--- Begin ---
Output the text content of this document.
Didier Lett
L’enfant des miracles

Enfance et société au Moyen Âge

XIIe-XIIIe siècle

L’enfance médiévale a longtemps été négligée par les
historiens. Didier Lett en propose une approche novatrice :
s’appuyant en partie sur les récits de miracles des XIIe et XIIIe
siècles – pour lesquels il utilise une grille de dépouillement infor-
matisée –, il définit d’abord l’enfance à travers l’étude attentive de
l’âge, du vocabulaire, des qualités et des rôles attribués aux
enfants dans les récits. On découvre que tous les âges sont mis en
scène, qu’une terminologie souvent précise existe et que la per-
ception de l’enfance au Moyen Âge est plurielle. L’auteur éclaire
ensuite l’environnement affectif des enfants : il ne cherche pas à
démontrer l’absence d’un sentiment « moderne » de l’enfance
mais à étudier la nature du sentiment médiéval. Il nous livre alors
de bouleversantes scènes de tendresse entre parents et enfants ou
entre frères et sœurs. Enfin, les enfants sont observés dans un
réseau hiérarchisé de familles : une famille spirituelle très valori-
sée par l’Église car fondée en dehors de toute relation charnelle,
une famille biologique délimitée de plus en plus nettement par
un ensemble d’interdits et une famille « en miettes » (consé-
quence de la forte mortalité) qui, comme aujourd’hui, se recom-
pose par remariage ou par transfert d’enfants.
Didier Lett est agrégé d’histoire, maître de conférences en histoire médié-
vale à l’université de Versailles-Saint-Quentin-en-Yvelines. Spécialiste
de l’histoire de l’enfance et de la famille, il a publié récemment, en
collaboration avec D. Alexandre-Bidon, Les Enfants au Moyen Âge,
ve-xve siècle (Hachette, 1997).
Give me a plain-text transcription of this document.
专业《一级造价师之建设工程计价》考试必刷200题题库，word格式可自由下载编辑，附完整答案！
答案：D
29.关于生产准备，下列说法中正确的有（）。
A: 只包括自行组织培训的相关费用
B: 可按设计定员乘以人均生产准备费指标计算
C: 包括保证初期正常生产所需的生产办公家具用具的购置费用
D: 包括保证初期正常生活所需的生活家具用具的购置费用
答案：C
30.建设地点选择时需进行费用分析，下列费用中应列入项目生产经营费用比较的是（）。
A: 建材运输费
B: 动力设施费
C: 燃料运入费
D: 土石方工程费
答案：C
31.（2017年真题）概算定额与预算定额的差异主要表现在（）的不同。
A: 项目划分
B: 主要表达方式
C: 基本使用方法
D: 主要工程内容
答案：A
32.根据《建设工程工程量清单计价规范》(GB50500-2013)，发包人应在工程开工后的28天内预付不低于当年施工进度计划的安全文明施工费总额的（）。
--- End ---
▶ _WHAT TO PRODUCE_
Write out the lines above, starting at the line that contains "Give me a plain-text" and ending with the final line, and nothing else; copy them exactly.

▶ _RESULT BELOW_
Give me a plain-text transcription of this document.
专业《一级造价师之建设工程计价》考试必刷200题题库，word格式可自由下载编辑，附完整答案！
答案：D
29.关于生产准备，下列说法中正确的有（）。
A: 只包括自行组织培训的相关费用
B: 可按设计定员乘以人均生产准备费指标计算
C: 包括保证初期正常生产所需的生产办公家具用具的购置费用
D: 包括保证初期正常生活所需的生活家具用具的购置费用
答案：C
30.建设地点选择时需进行费用分析，下列费用中应列入项目生产经营费用比较的是（）。
A: 建材运输费
B: 动力设施费
C: 燃料运入费
D: 土石方工程费
答案：C
31.（2017年真题）概算定额与预算定额的差异主要表现在（）的不同。
A: 项目划分
B: 主要表达方式
C: 基本使用方法
D: 主要工程内容
答案：A
32.根据《建设工程工程量清单计价规范》(GB50500-2013)，发包人应在工程开工后的28天内预付不低于当年施工进度计划的安全文明施工费总额的（）。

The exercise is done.